#### LISTING
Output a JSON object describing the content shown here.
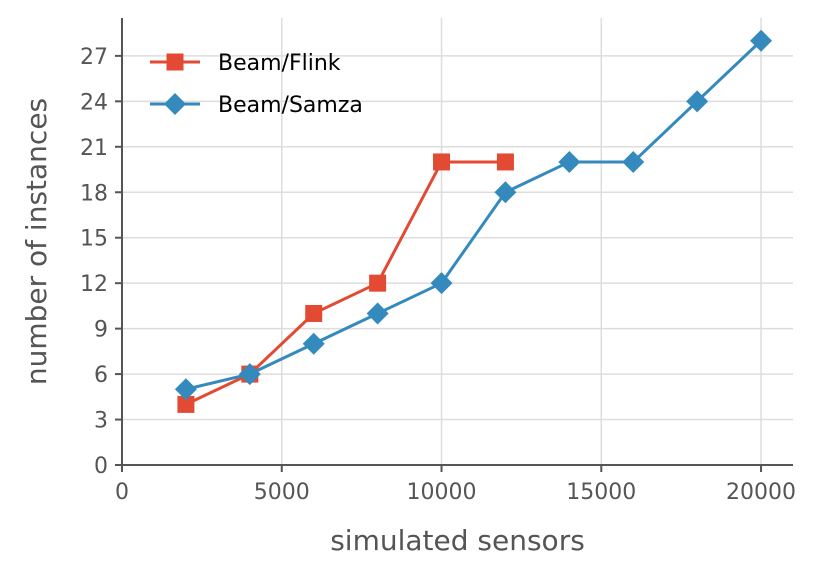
{
  "chart_data": {
    "type": "line",
    "title": "",
    "xlabel": "simulated sensors",
    "ylabel": "number of instances",
    "xlim": [
      0,
      21000
    ],
    "ylim": [
      0,
      29.5
    ],
    "xticks": [
      0,
      5000,
      10000,
      15000,
      20000
    ],
    "yticks": [
      0,
      3,
      6,
      9,
      12,
      15,
      18,
      21,
      24,
      27
    ],
    "grid": true,
    "legend_position": "top-left",
    "series": [
      {
        "name": "Beam/Flink",
        "color": "#e24a33",
        "marker": "square",
        "x": [
          2000,
          4000,
          6000,
          8000,
          10000,
          12000
        ],
        "y": [
          4,
          6,
          10,
          12,
          20,
          20
        ]
      },
      {
        "name": "Beam/Samza",
        "color": "#348abd",
        "marker": "diamond",
        "x": [
          2000,
          4000,
          6000,
          8000,
          10000,
          12000,
          14000,
          16000,
          18000,
          20000
        ],
        "y": [
          5,
          6,
          8,
          10,
          12,
          18,
          20,
          20,
          24,
          28
        ]
      }
    ]
  }
}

#### REQUIRED WORK
Repeat the listing in full and exactly. Leave any pictures out.

#### COMPLETE ANSWER
Output a JSON object describing the content shown here.
{
  "chart_data": {
    "type": "line",
    "title": "",
    "xlabel": "simulated sensors",
    "ylabel": "number of instances",
    "xlim": [
      0,
      21000
    ],
    "ylim": [
      0,
      29.5
    ],
    "xticks": [
      0,
      5000,
      10000,
      15000,
      20000
    ],
    "yticks": [
      0,
      3,
      6,
      9,
      12,
      15,
      18,
      21,
      24,
      27
    ],
    "grid": true,
    "legend_position": "top-left",
    "series": [
      {
        "name": "Beam/Flink",
        "color": "#e24a33",
        "marker": "square",
        "x": [
          2000,
          4000,
          6000,
          8000,
          10000,
          12000
        ],
        "y": [
          4,
          6,
          10,
          12,
          20,
          20
        ]
      },
      {
        "name": "Beam/Samza",
        "color": "#348abd",
        "marker": "diamond",
        "x": [
          2000,
          4000,
          6000,
          8000,
          10000,
          12000,
          14000,
          16000,
          18000,
          20000
        ],
        "y": [
          5,
          6,
          8,
          10,
          12,
          18,
          20,
          20,
          24,
          28
        ]
      }
    ]
  }
}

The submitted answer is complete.